Selected passage –

** Start **

Re: Dhrystones (fwd)

Linus Torvalds (Linus.Torvalds@cs.helsinki.fi)
Tue, 22 Aug 1995 00:25:39 +0300


Jim Nance: "Dhrystones (fwd)" (Aug 19, 7:42):
> > My own: 101351 (gcc -O5 -fomit-frame-pointer)
> > 94339 (gcc -O3 -fomit-frame-pointer)
> >
> > Jim's precompiled binaries: (Compiled under OSF1, but benched under Linux)
> >
> > dhry.cc.migrate: 192307 (cc -migrate -O5 -ansi_alias -ifo -non_shared)
> > dhry.gcc.2.6.3 202702 (gcc -O3 -fomit-frame-pointer)
>
> Did it actually take twice as long to run the binaries compiled under
> Linux? I am wondering if the difference has anything to do with the value
> of HZ or some other timer that may be different between OSF/1 and Linux.

** End **

Material –

** Start **

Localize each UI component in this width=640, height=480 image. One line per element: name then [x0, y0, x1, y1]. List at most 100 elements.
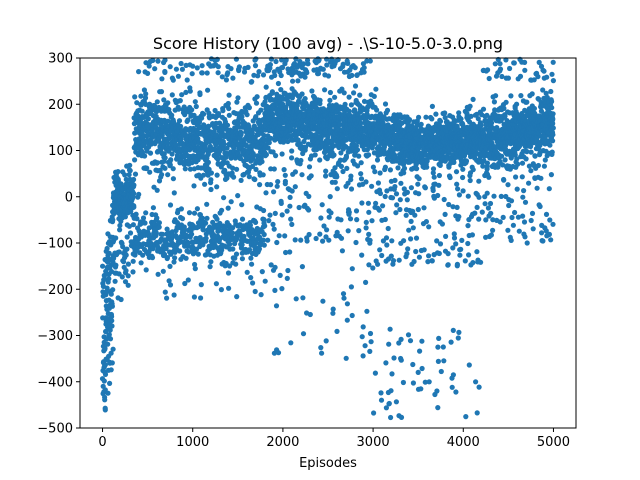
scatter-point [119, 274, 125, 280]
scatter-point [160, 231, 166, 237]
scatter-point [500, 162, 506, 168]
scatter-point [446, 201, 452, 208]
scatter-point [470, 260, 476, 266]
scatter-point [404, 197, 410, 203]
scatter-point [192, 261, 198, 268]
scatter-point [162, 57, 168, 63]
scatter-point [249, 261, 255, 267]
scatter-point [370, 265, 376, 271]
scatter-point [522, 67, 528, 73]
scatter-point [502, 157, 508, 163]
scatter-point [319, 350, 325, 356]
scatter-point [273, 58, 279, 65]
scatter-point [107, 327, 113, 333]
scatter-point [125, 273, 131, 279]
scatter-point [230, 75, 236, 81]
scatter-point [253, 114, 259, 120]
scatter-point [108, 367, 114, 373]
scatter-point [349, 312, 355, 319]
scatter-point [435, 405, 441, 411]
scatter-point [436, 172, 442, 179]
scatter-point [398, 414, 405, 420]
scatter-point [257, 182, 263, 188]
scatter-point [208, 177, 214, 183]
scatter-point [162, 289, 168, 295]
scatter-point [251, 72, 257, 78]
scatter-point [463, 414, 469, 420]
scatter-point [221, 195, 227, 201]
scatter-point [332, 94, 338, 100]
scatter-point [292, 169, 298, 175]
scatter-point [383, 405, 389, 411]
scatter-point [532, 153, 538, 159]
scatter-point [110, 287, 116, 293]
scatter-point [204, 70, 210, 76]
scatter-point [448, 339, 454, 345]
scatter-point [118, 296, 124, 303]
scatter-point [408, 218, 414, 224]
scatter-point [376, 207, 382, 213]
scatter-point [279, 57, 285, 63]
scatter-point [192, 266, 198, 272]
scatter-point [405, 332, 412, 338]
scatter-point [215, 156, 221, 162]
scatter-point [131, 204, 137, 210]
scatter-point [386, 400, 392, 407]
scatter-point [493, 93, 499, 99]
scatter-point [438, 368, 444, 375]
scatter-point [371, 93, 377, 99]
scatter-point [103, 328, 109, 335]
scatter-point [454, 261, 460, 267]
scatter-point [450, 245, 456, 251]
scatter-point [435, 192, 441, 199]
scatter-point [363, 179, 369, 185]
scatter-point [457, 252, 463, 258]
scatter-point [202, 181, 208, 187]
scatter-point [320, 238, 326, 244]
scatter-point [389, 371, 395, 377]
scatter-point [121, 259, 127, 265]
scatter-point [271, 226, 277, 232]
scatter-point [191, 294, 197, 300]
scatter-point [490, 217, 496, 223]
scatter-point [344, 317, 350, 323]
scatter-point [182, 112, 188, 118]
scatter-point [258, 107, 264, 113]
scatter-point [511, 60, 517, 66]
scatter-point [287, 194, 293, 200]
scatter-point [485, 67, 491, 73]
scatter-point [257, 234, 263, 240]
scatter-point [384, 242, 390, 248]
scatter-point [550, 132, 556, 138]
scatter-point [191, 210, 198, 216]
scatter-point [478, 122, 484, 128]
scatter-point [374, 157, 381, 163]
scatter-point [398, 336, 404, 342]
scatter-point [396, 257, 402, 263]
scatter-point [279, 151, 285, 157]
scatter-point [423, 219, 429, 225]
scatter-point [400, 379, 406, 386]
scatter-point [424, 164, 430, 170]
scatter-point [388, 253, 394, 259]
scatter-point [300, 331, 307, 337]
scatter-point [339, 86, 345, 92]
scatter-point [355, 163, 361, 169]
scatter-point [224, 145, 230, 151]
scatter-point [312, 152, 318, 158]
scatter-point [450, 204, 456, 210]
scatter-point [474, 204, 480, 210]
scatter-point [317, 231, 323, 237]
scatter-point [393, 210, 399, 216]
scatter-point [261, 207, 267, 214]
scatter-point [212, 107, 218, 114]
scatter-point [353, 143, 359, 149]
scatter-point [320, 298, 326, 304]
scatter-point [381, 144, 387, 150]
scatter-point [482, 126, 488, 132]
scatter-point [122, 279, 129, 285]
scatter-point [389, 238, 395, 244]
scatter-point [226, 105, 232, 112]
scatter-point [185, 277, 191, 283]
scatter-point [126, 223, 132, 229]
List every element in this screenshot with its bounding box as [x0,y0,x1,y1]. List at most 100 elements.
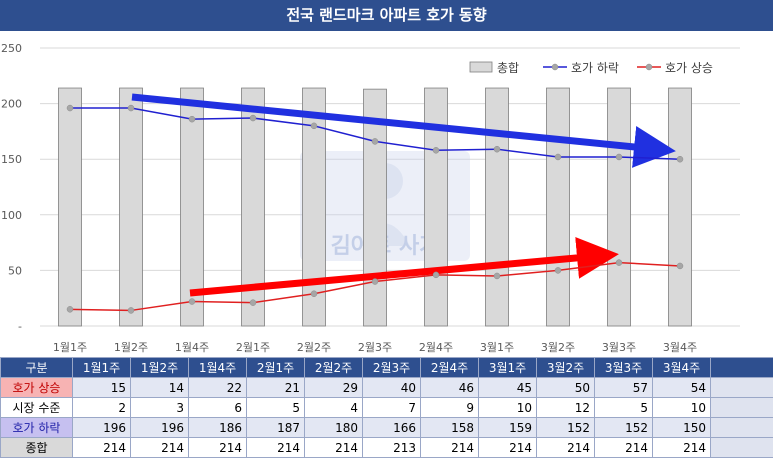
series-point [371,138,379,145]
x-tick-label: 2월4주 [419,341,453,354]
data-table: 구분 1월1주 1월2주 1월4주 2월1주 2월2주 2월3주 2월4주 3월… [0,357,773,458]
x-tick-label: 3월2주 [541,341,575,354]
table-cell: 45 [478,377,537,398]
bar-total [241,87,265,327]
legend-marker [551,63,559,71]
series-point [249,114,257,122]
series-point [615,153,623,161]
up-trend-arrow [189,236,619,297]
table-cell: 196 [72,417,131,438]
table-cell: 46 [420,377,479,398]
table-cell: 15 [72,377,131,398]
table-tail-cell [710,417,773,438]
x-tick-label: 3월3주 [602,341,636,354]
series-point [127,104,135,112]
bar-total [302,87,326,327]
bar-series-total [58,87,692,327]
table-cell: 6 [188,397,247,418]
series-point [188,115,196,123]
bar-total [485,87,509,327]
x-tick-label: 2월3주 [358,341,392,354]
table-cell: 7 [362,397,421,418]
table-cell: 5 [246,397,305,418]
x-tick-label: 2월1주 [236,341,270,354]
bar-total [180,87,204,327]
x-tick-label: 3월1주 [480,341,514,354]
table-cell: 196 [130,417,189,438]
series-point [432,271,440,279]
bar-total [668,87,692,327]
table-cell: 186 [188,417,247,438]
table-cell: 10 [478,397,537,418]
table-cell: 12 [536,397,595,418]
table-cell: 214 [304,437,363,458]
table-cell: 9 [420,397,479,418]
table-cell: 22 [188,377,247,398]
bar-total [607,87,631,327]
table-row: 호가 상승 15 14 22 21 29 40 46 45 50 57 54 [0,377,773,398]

** End **

Work instructions –
1. In the Dhrystones thread above, what score is listed for dhry.gcc.2.6.3?
2. Write the next part of the Dhrystones thread, picking up right after its final sentence.

Answers given –
1. 202702

2.
It might be the HZ value (I'm not at my alpha now, so I can't chek what
OSF/1 uses), but I suspect it's simply a library issue. I don't think
caches should matter _that_ much for dhrystone (I think it should fit
even in a 256kB cache), but I seem to remember dhrystone being very
sensitive to the performance of such library routines as "strcpy()". So
assuming the OSF/1 library is much more optimized for things like that
(and I'm willing to bet it is), the two-fold increase in performance
isn't totally unlikely.

I'm in Santa Cruz right now, and the line is very slow, so I don't want
to try to find any linux libc.a or dhrystone sources. But if the linux
libc.a does the straightforward but stupid implementation of strcpy(),
you'll easily see a _huge_ difference to a handcrafted assembly version
that does the copy and zero-compare 8 bytes at a time.

(similar comments hold for strcmp/memcmp etc: strlen and memcpy should
be reasonably optimized already)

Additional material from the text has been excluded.